- **PROMPT**
Write out every entry exactly as it appears.

- **GIVEN INFORMATION**
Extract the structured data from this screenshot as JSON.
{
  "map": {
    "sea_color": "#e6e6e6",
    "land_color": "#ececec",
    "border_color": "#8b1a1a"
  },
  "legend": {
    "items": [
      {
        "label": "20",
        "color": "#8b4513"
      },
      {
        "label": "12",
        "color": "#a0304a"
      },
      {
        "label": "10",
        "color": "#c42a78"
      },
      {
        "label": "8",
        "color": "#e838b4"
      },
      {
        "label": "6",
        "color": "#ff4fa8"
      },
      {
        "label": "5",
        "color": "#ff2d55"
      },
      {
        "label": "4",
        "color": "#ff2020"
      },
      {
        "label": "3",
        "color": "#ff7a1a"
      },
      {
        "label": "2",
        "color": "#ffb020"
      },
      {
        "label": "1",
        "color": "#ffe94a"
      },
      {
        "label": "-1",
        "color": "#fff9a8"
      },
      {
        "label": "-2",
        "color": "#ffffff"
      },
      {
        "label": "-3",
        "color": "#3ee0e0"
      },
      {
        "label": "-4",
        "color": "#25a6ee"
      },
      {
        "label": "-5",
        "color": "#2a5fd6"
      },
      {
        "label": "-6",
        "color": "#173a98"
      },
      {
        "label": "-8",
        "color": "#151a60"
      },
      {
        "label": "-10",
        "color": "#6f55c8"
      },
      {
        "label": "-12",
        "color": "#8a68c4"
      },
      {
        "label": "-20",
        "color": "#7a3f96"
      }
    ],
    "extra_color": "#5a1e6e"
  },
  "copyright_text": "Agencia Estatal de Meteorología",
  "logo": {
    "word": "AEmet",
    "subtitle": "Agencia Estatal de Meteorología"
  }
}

- **EXERCISE RESULT**
Extract the structured data from this screenshot as JSON.
{
  "map": {
    "sea_color": "#e6e6e6",
    "land_color": "#ececec",
    "border_color": "#8b1a1a"
  },
  "legend": {
    "items": [
      {
        "label": "20",
        "color": "#8b4513"
      },
      {
        "label": "12",
        "color": "#a0304a"
      },
      {
        "label": "10",
        "color": "#c42a78"
      },
      {
        "label": "8",
        "color": "#e838b4"
      },
      {
        "label": "6",
        "color": "#ff4fa8"
      },
      {
        "label": "5",
        "color": "#ff2d55"
      },
      {
        "label": "4",
        "color": "#ff2020"
      },
      {
        "label": "3",
        "color": "#ff7a1a"
      },
      {
        "label": "2",
        "color": "#ffb020"
      },
      {
        "label": "1",
        "color": "#ffe94a"
      },
      {
        "label": "-1",
        "color": "#fff9a8"
      },
      {
        "label": "-2",
        "color": "#ffffff"
      },
      {
        "label": "-3",
        "color": "#3ee0e0"
      },
      {
        "label": "-4",
        "color": "#25a6ee"
      },
      {
        "label": "-5",
        "color": "#2a5fd6"
      },
      {
        "label": "-6",
        "color": "#173a98"
      },
      {
        "label": "-8",
        "color": "#151a60"
      },
      {
        "label": "-10",
        "color": "#6f55c8"
      },
      {
        "label": "-12",
        "color": "#8a68c4"
      },
      {
        "label": "-20",
        "color": "#7a3f96"
      }
    ],
    "extra_color": "#5a1e6e"
  },
  "copyright_text": "Agencia Estatal de Meteorología",
  "logo": {
    "word": "AEmet",
    "subtitle": "Agencia Estatal de Meteorología"
  }
}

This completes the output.